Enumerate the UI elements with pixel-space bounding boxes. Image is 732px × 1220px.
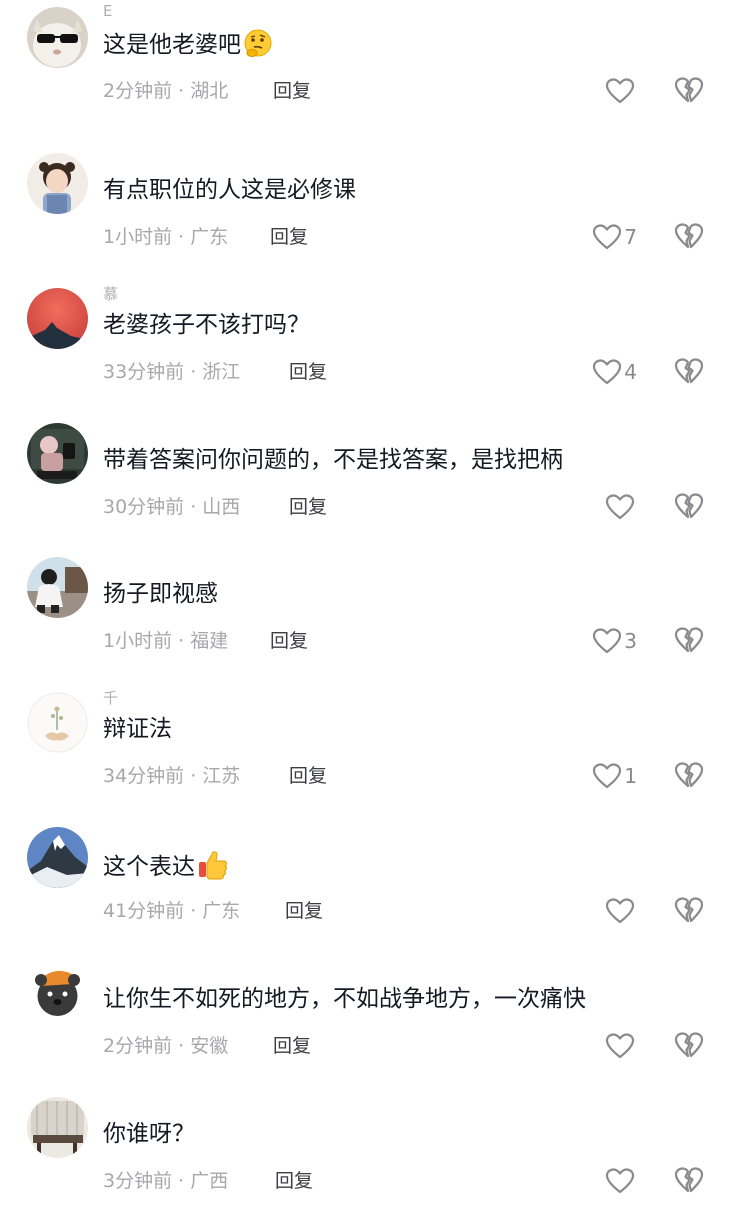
comment-item: 这个表达 41分钟前 · 广东 回复 [0,820,732,950]
comment-text-body: 这个表达 [103,854,195,880]
reply-button[interactable]: 回复 [285,898,323,924]
reply-button[interactable]: 回复 [273,1033,311,1059]
broken-heart-icon[interactable] [674,357,704,387]
avatar[interactable] [27,423,88,484]
broken-heart-icon[interactable] [674,492,704,522]
like-count: 7 [624,225,637,249]
avatar[interactable] [27,153,88,214]
heart-outline-icon [605,897,635,925]
comment-item: 千 辩证法 34分钟前 · 江苏 回复 1 [0,685,732,815]
heart-outline-icon [605,77,635,105]
comment-meta: 1小时前 · 广东 [103,226,229,248]
broken-heart-icon[interactable] [674,1031,704,1061]
comment-text-body: 这是他老婆吧 [103,32,241,58]
comment-text: 辩证法 [103,716,172,742]
comment-text: 有点职位的人这是必修课 [103,177,356,203]
broken-heart-icon[interactable] [674,761,704,791]
like-button[interactable] [605,492,637,522]
username: 慕 [103,285,120,303]
comment-text: 扬子即视感 [103,581,218,607]
username: E [103,2,114,20]
heart-outline-icon [605,1167,635,1195]
broken-heart-icon[interactable] [674,222,704,252]
comment-text: 让你生不如死的地方，不如战争地方，一次痛快 [103,986,586,1012]
like-button[interactable] [605,1031,637,1061]
comment-item: 有点职位的人这是必修课 1小时前 · 广东 回复 7 [0,146,732,276]
heart-outline-icon [592,762,622,790]
like-button[interactable] [605,76,637,106]
comment-text: 你谁呀？ [103,1121,195,1147]
reply-button[interactable]: 回复 [270,224,308,250]
comment-text: 带着答案问你问题的，不是找答案，是找把柄 [103,447,563,473]
comment-meta: 33分钟前 · 浙江 [103,361,241,383]
comment-item: E 这是他老婆吧 2分钟前 · 湖北 回复 [0,0,732,130]
reply-button[interactable]: 回复 [275,1168,313,1194]
avatar[interactable] [27,827,88,888]
avatar[interactable] [27,692,88,753]
comment-text: 这个表达 [103,848,229,889]
heart-outline-icon [592,223,622,251]
comment-item: 你谁呀？ 3分钟前 · 广西 回复 [0,1090,732,1220]
broken-heart-icon[interactable] [674,1166,704,1196]
thumbs-up-emoji [197,848,229,889]
like-button[interactable]: 1 [592,761,637,791]
comment-text: 这是他老婆吧 [103,28,273,67]
reply-button[interactable]: 回复 [289,494,327,520]
comment-item: 扬子即视感 1小时前 · 福建 回复 3 [0,550,732,680]
broken-heart-icon[interactable] [674,76,704,106]
like-count: 1 [624,764,637,788]
comment-meta: 2分钟前 · 湖北 [103,80,229,102]
comment-item: 慕 老婆孩子不该打吗？ 33分钟前 · 浙江 回复 4 [0,281,732,411]
thinking-face-emoji [243,28,273,67]
like-button[interactable] [605,1166,637,1196]
comment-meta: 41分钟前 · 广东 [103,900,241,922]
username: 千 [103,689,120,707]
heart-outline-icon [605,493,635,521]
comment-meta: 34分钟前 · 江苏 [103,765,241,787]
avatar[interactable] [27,557,88,618]
comment-text: 老婆孩子不该打吗？ [103,312,310,338]
broken-heart-icon[interactable] [674,626,704,656]
broken-heart-icon[interactable] [674,896,704,926]
avatar[interactable] [27,1097,88,1158]
comment-meta: 2分钟前 · 安徽 [103,1035,229,1057]
like-count: 3 [624,629,637,653]
like-button[interactable]: 4 [592,357,637,387]
comment-meta: 3分钟前 · 广西 [103,1170,229,1192]
like-button[interactable]: 7 [592,222,637,252]
avatar[interactable] [27,7,88,68]
like-button[interactable]: 3 [592,626,637,656]
avatar[interactable] [27,962,88,1023]
comment-item: 带着答案问你问题的，不是找答案，是找把柄 30分钟前 · 山西 回复 [0,416,732,546]
heart-outline-icon [605,1032,635,1060]
comment-meta: 1小时前 · 福建 [103,630,229,652]
reply-button[interactable]: 回复 [270,628,308,654]
avatar[interactable] [27,288,88,349]
reply-button[interactable]: 回复 [273,78,311,104]
comment-item: 让你生不如死的地方，不如战争地方，一次痛快 2分钟前 · 安徽 回复 [0,955,732,1085]
comment-meta: 30分钟前 · 山西 [103,496,241,518]
reply-button[interactable]: 回复 [289,763,327,789]
like-count: 4 [624,360,637,384]
reply-button[interactable]: 回复 [289,359,327,385]
heart-outline-icon [592,358,622,386]
like-button[interactable] [605,896,637,926]
heart-outline-icon [592,627,622,655]
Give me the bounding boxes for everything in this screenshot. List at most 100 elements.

=======

Copy the material above word for word, omitting the picture.

» **RESPONSE TO THE EXERCISE**:
Enumerate the UI elements with pixel-space bounding boxes. Image is 732px × 1220px.
comment-item: 这个表达 41分钟前 · 广东 回复 [0,820,732,950]
comment-text-body: 这个表达 [103,854,195,880]
reply-button[interactable]: 回复 [285,898,323,924]
reply-button[interactable]: 回复 [273,1033,311,1059]
broken-heart-icon[interactable] [674,357,704,387]
avatar[interactable] [27,423,88,484]
broken-heart-icon[interactable] [674,492,704,522]
like-count: 7 [624,225,637,249]
avatar[interactable] [27,153,88,214]
heart-outline-icon [605,897,635,925]
comment-item: 千 辩证法 34分钟前 · 江苏 回复 1 [0,685,732,815]
heart-outline-icon [605,77,635,105]
comment-meta: 1小时前 · 广东 [103,226,229,248]
broken-heart-icon[interactable] [674,1031,704,1061]
comment-text-body: 这是他老婆吧 [103,32,241,58]
comment-text: 辩证法 [103,716,172,742]
comment-text: 有点职位的人这是必修课 [103,177,356,203]
broken-heart-icon[interactable] [674,761,704,791]
like-button[interactable] [605,492,637,522]
username: 慕 [103,285,120,303]
comment-text: 扬子即视感 [103,581,218,607]
username: E [103,2,114,20]
heart-outline-icon [605,1167,635,1195]
broken-heart-icon[interactable] [674,222,704,252]
comment-text: 让你生不如死的地方，不如战争地方，一次痛快 [103,986,586,1012]
like-button[interactable] [605,1031,637,1061]
comment-item: 有点职位的人这是必修课 1小时前 · 广东 回复 7 [0,146,732,276]
heart-outline-icon [592,762,622,790]
like-button[interactable] [605,76,637,106]
comment-text: 你谁呀？ [103,1121,195,1147]
reply-button[interactable]: 回复 [270,224,308,250]
comment-text: 带着答案问你问题的，不是找答案，是找把柄 [103,447,563,473]
comment-meta: 33分钟前 · 浙江 [103,361,241,383]
comment-item: E 这是他老婆吧 2分钟前 · 湖北 回复 [0,0,732,130]
reply-button[interactable]: 回复 [275,1168,313,1194]
avatar[interactable] [27,827,88,888]
avatar[interactable] [27,692,88,753]
comment-text: 这个表达 [103,848,229,889]
heart-outline-icon [592,223,622,251]
comment-item: 你谁呀？ 3分钟前 · 广西 回复 [0,1090,732,1220]
broken-heart-icon[interactable] [674,1166,704,1196]
thumbs-up-emoji [197,848,229,889]
like-button[interactable]: 1 [592,761,637,791]
comment-text: 这是他老婆吧 [103,28,273,67]
reply-button[interactable]: 回复 [289,494,327,520]
comment-item: 扬子即视感 1小时前 · 福建 回复 3 [0,550,732,680]
broken-heart-icon[interactable] [674,76,704,106]
like-count: 1 [624,764,637,788]
comment-meta: 2分钟前 · 湖北 [103,80,229,102]
comment-item: 慕 老婆孩子不该打吗？ 33分钟前 · 浙江 回复 4 [0,281,732,411]
thinking-face-emoji [243,28,273,67]
like-button[interactable] [605,1166,637,1196]
comment-meta: 41分钟前 · 广东 [103,900,241,922]
username: 千 [103,689,120,707]
heart-outline-icon [605,493,635,521]
comment-meta: 34分钟前 · 江苏 [103,765,241,787]
avatar[interactable] [27,557,88,618]
comment-text: 老婆孩子不该打吗？ [103,312,310,338]
broken-heart-icon[interactable] [674,626,704,656]
broken-heart-icon[interactable] [674,896,704,926]
avatar[interactable] [27,1097,88,1158]
comment-meta: 2分钟前 · 安徽 [103,1035,229,1057]
like-count: 3 [624,629,637,653]
like-button[interactable]: 4 [592,357,637,387]
comment-meta: 3分钟前 · 广西 [103,1170,229,1192]
like-button[interactable]: 7 [592,222,637,252]
avatar[interactable] [27,7,88,68]
like-button[interactable]: 3 [592,626,637,656]
avatar[interactable] [27,962,88,1023]
comment-item: 带着答案问你问题的，不是找答案，是找把柄 30分钟前 · 山西 回复 [0,416,732,546]
heart-outline-icon [605,1032,635,1060]
comment-meta: 1小时前 · 福建 [103,630,229,652]
reply-button[interactable]: 回复 [270,628,308,654]
avatar[interactable] [27,288,88,349]
reply-button[interactable]: 回复 [273,78,311,104]
comment-item: 让你生不如死的地方，不如战争地方，一次痛快 2分钟前 · 安徽 回复 [0,955,732,1085]
comment-meta: 30分钟前 · 山西 [103,496,241,518]
reply-button[interactable]: 回复 [289,763,327,789]
like-count: 4 [624,360,637,384]
reply-button[interactable]: 回复 [289,359,327,385]
heart-outline-icon [592,358,622,386]
like-button[interactable] [605,896,637,926]
heart-outline-icon [592,627,622,655]
Give me the bounding boxes for everything in this screenshot. List at most 100 elements.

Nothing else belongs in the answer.